--- start of RECORDS ---

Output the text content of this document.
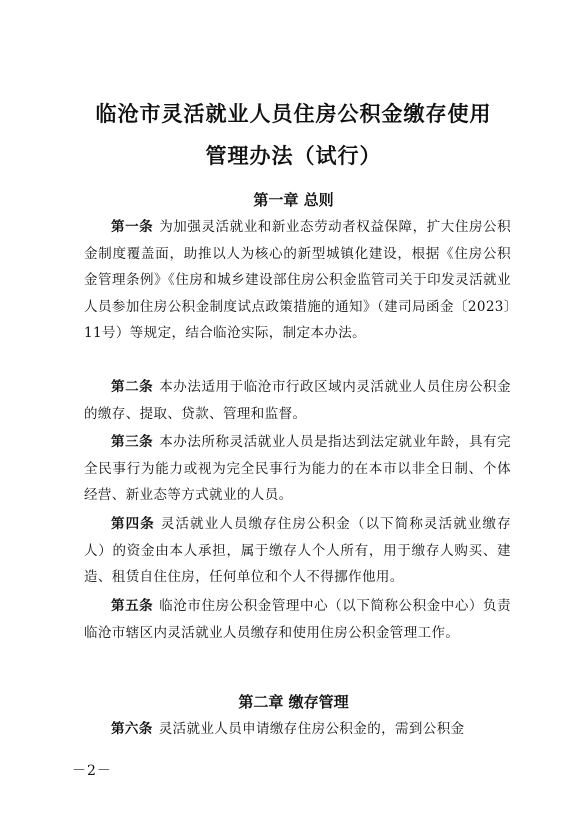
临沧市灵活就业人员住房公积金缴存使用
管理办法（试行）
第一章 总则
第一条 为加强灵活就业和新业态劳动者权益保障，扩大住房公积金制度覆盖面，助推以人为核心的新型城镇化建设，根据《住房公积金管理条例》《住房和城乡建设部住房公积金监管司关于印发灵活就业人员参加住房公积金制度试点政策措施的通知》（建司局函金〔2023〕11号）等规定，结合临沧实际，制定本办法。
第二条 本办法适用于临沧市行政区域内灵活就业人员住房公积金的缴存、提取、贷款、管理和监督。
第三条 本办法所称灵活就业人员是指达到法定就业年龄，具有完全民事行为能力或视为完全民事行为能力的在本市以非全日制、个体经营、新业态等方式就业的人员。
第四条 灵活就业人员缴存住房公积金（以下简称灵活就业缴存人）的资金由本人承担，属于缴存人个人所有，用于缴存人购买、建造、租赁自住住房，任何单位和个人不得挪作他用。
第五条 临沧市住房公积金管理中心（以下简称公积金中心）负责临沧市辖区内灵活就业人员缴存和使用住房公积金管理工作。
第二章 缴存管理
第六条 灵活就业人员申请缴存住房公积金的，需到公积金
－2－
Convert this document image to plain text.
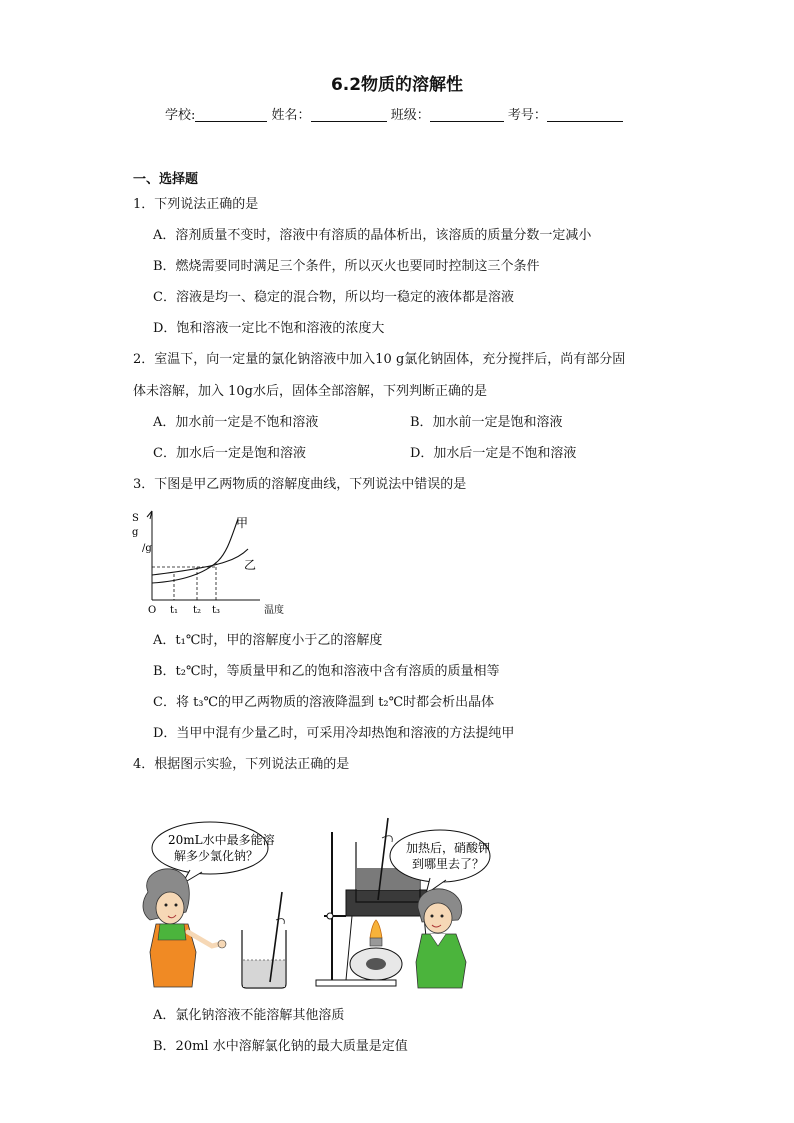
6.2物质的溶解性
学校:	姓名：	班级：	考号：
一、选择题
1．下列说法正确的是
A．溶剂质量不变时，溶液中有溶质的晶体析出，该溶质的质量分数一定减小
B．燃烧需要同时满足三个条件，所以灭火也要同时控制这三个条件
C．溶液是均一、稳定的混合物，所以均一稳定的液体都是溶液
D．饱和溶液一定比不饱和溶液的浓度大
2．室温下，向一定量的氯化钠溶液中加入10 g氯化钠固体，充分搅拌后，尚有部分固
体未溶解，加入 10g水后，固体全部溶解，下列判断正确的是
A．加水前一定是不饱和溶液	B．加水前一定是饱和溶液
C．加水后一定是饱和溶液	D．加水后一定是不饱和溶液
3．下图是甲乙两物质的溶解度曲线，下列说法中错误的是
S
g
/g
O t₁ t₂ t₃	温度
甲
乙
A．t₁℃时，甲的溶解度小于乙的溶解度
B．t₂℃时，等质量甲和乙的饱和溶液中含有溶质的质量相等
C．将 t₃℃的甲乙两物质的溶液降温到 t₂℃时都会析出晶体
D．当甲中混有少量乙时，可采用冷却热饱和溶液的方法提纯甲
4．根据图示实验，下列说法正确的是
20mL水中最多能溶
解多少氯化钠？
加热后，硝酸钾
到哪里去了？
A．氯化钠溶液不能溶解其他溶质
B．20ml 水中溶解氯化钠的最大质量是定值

--- end of RECORDS ---

#### [SHORT PROBLEM]
On how many lines does the word "this" appear? Answer with only the number.

#### [SOLUTION TO THE EXERCISE]
2